- **Data entries**

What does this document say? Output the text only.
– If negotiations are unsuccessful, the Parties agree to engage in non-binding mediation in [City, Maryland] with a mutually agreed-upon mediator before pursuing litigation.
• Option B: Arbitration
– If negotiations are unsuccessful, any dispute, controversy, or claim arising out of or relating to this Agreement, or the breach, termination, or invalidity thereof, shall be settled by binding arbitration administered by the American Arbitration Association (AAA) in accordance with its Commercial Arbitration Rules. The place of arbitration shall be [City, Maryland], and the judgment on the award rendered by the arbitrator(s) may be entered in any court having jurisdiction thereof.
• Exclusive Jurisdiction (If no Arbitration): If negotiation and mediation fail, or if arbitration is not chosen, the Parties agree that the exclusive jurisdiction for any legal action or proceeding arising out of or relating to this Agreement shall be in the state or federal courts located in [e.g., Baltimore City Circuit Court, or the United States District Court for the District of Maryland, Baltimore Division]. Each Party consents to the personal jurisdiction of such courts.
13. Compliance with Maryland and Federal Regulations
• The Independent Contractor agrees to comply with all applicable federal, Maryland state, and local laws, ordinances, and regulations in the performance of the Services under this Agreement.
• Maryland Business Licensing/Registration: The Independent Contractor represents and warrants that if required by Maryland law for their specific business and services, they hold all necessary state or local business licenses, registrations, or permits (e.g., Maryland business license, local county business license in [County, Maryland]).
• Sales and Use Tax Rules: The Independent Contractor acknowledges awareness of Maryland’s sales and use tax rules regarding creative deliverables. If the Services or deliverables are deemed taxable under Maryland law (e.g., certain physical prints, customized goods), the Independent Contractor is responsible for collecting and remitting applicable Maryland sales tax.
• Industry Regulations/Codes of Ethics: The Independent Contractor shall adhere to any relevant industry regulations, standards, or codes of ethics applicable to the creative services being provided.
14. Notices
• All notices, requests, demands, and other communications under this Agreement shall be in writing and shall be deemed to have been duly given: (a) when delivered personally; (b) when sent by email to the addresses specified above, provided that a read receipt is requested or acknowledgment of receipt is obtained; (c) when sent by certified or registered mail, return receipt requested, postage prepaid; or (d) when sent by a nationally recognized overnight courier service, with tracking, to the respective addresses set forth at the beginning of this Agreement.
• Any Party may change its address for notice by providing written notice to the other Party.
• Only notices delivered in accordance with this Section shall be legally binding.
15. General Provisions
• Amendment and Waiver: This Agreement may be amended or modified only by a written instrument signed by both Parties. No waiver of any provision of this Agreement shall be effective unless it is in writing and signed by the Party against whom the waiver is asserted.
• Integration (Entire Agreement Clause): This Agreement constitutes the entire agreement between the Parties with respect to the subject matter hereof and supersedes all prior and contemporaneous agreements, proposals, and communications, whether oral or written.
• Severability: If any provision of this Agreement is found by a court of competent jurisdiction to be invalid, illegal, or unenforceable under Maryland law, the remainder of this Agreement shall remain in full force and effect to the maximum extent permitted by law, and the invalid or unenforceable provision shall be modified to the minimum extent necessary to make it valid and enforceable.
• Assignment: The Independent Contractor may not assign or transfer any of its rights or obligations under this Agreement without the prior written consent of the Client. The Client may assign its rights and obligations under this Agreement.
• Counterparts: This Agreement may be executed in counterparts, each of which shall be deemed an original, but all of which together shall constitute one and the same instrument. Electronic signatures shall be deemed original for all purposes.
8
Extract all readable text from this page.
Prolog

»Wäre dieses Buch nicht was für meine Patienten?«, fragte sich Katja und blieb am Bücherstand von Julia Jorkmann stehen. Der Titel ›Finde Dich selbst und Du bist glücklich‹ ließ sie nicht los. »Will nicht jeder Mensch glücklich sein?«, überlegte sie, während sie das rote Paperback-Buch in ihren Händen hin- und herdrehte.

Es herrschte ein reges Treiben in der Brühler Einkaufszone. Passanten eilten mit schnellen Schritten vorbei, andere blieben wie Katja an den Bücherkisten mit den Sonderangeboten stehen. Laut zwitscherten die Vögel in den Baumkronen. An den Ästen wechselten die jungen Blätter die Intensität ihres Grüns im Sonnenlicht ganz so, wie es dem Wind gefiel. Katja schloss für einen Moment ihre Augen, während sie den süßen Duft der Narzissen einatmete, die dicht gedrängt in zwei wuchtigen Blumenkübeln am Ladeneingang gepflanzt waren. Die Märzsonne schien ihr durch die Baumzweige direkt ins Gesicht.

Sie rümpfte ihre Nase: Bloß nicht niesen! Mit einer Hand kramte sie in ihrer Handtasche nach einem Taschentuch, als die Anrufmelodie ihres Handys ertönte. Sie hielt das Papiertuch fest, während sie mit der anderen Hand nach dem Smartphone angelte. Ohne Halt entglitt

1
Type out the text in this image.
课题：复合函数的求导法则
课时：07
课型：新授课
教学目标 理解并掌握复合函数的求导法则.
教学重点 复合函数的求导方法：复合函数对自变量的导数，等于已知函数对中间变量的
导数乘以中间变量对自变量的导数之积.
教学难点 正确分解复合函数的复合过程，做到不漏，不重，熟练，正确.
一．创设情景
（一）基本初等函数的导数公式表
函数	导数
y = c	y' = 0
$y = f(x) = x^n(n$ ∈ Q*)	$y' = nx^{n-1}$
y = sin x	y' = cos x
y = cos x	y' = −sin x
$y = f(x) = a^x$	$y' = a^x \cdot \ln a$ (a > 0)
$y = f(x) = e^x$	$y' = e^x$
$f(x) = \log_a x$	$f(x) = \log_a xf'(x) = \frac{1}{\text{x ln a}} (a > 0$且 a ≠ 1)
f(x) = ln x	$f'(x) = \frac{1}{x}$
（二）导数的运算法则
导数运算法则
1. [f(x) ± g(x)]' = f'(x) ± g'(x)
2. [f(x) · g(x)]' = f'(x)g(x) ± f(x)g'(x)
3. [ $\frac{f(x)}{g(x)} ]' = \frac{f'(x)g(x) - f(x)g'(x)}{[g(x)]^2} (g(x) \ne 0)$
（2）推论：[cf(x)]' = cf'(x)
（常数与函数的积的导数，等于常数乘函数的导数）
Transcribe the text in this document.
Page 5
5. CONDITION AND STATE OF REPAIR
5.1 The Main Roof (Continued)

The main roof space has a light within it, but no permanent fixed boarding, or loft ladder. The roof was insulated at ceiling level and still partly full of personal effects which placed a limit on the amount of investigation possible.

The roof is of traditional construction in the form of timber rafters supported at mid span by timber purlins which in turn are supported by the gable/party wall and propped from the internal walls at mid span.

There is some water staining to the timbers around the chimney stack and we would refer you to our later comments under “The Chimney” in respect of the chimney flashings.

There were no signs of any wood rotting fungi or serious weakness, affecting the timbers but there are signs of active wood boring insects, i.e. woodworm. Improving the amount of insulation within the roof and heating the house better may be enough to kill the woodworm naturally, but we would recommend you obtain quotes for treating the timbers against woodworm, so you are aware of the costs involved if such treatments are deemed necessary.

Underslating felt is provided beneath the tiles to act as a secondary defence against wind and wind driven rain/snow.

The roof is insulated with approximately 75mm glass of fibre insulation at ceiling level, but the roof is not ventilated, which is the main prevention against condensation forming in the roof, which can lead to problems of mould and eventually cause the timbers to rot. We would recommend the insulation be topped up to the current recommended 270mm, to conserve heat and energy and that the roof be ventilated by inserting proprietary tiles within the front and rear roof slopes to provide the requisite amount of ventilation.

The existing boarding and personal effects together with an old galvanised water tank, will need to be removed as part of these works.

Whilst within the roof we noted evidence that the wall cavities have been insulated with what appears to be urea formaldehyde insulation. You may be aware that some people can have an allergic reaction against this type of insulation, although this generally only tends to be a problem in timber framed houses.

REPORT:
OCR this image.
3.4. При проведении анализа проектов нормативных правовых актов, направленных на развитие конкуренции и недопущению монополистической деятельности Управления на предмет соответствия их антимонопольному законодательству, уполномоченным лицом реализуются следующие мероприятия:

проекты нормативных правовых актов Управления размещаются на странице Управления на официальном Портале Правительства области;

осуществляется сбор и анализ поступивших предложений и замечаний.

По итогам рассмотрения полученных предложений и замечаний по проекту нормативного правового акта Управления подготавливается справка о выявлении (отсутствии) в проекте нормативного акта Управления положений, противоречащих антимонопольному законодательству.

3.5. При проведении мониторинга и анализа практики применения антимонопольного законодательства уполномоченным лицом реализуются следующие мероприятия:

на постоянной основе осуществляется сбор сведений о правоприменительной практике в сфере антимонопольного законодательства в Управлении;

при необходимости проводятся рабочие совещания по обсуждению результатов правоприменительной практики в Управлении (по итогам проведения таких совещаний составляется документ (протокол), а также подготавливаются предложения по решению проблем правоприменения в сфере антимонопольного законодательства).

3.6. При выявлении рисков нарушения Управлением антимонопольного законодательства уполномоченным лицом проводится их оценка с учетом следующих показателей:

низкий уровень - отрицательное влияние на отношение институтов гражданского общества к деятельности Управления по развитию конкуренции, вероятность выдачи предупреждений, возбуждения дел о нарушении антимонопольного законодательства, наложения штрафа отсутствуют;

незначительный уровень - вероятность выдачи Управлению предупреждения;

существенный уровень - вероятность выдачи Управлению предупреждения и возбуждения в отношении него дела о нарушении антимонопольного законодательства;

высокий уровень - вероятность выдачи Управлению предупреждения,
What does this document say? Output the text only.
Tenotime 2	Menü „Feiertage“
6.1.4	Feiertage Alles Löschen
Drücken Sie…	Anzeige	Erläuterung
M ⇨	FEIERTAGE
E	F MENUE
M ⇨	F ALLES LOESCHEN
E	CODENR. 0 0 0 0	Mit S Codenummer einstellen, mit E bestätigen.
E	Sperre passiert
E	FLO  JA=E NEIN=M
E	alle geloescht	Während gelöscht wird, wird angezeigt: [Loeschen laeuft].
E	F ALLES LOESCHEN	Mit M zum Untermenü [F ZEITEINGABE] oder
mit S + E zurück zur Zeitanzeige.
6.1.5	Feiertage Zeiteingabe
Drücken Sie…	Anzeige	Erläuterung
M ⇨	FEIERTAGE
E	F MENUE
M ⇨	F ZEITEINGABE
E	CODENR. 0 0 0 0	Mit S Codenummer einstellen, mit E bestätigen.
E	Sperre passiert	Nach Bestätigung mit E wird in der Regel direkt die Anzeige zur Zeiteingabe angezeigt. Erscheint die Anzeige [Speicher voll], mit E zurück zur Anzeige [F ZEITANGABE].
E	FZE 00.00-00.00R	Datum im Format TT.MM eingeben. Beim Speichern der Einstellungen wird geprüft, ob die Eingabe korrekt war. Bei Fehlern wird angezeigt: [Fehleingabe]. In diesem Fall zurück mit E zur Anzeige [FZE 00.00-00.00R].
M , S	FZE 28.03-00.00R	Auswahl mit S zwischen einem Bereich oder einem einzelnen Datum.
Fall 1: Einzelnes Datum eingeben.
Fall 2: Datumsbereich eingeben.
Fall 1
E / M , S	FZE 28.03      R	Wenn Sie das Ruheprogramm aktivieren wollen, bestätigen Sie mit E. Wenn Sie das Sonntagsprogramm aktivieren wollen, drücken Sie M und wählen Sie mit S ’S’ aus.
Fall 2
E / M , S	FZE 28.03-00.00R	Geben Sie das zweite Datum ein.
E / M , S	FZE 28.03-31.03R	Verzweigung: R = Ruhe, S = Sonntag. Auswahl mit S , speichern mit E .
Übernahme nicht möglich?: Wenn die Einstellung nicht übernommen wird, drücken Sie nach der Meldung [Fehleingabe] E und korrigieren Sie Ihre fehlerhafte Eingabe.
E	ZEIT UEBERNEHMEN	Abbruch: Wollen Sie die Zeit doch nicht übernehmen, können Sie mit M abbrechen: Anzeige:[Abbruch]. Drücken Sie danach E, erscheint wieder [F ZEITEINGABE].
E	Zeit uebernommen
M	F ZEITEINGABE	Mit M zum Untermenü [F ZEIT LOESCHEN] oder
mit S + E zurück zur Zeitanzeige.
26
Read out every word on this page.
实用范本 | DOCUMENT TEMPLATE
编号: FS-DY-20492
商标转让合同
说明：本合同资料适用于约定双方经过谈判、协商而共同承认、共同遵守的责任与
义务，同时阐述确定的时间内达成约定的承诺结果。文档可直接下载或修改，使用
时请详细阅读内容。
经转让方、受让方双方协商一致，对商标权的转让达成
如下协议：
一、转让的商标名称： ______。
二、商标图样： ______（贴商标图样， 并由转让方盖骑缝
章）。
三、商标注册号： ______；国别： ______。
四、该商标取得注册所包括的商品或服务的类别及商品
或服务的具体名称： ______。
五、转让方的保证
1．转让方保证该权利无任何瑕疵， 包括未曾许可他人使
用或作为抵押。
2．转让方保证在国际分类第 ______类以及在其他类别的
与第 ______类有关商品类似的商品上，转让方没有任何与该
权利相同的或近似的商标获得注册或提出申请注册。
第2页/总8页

- **Aim of the exercise**
From the line containing "Read out every word on this page." through the final line of the listing above, retype every line exactly; leave out everything else.

- **Exercise answer**
Read out every word on this page.
实用范本 | DOCUMENT TEMPLATE
编号: FS-DY-20492
商标转让合同
说明：本合同资料适用于约定双方经过谈判、协商而共同承认、共同遵守的责任与
义务，同时阐述确定的时间内达成约定的承诺结果。文档可直接下载或修改，使用
时请详细阅读内容。
经转让方、受让方双方协商一致，对商标权的转让达成
如下协议：
一、转让的商标名称： ______。
二、商标图样： ______（贴商标图样， 并由转让方盖骑缝
章）。
三、商标注册号： ______；国别： ______。
四、该商标取得注册所包括的商品或服务的类别及商品
或服务的具体名称： ______。
五、转让方的保证
1．转让方保证该权利无任何瑕疵， 包括未曾许可他人使
用或作为抵押。
2．转让方保证在国际分类第 ______类以及在其他类别的
与第 ______类有关商品类似的商品上，转让方没有任何与该
权利相同的或近似的商标获得注册或提出申请注册。
第2页/总8页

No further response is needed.